▸ Brief: Repeat each record exactly. Any picture gets left out.

• • • • • • •

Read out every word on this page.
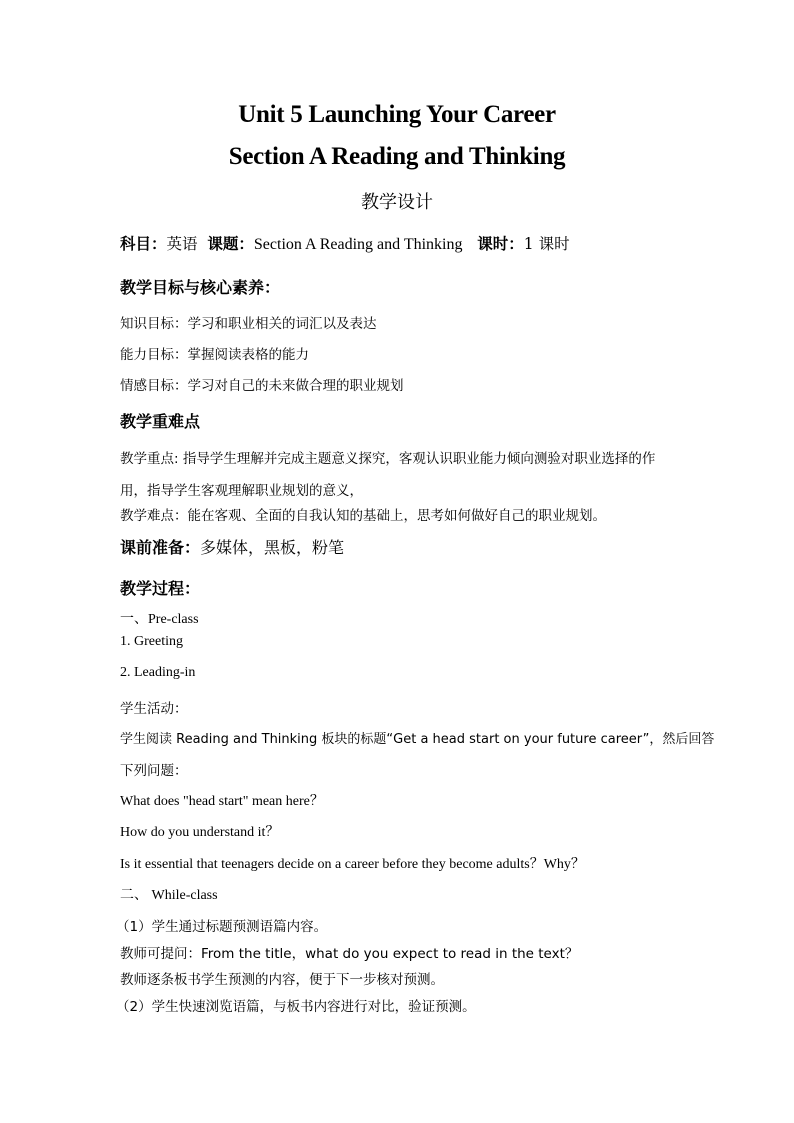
Unit 5 Launching Your Career
Section A Reading and Thinking
教学设计
科目：英语 课题：Section A Reading and Thinking 课时：1 课时
教学目标与核心素养：
知识目标：学习和职业相关的词汇以及表达
能力目标：掌握阅读表格的能力
情感目标：学习对自己的未来做合理的职业规划
教学重难点
教学重点: 指导学生理解并完成主题意义探究，客观认识职业能力倾向测验对职业选择的作
用，指导学生客观理解职业规划的意义，
教学难点：能在客观、全面的自我认知的基础上，思考如何做好自己的职业规划。
课前准备：多媒体，黑板，粉笔
教学过程：
一、Pre-class
1. Greeting
2. Leading-in
学生活动：
学生阅读 Reading and Thinking 板块的标题“Get a head start on your future career”，然后回答
下列问题：
What does "head start" mean here？
How do you understand it？
Is it essential that teenagers decide on a career before they become adults？Why？
二、 While-class
（1）学生通过标题预测语篇内容。
教师可提问：From the title，what do you expect to read in the text？
教师逐条板书学生预测的内容，便于下一步核对预测。
（2）学生快速浏览语篇，与板书内容进行对比，验证预测。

• • • • • • •

▸ The completed task:
Read out every word on this page.
Unit 5 Launching Your Career
Section A Reading and Thinking
教学设计
科目：英语 课题：Section A Reading and Thinking 课时：1 课时
教学目标与核心素养：
知识目标：学习和职业相关的词汇以及表达
能力目标：掌握阅读表格的能力
情感目标：学习对自己的未来做合理的职业规划
教学重难点
教学重点: 指导学生理解并完成主题意义探究，客观认识职业能力倾向测验对职业选择的作
用，指导学生客观理解职业规划的意义，
教学难点：能在客观、全面的自我认知的基础上，思考如何做好自己的职业规划。
课前准备：多媒体，黑板，粉笔
教学过程：
一、Pre-class
1. Greeting
2. Leading-in
学生活动：
学生阅读 Reading and Thinking 板块的标题“Get a head start on your future career”，然后回答
下列问题：
What does "head start" mean here？
How do you understand it？
Is it essential that teenagers decide on a career before they become adults？Why？
二、 While-class
（1）学生通过标题预测语篇内容。
教师可提问：From the title，what do you expect to read in the text？
教师逐条板书学生预测的内容，便于下一步核对预测。
（2）学生快速浏览语篇，与板书内容进行对比，验证预测。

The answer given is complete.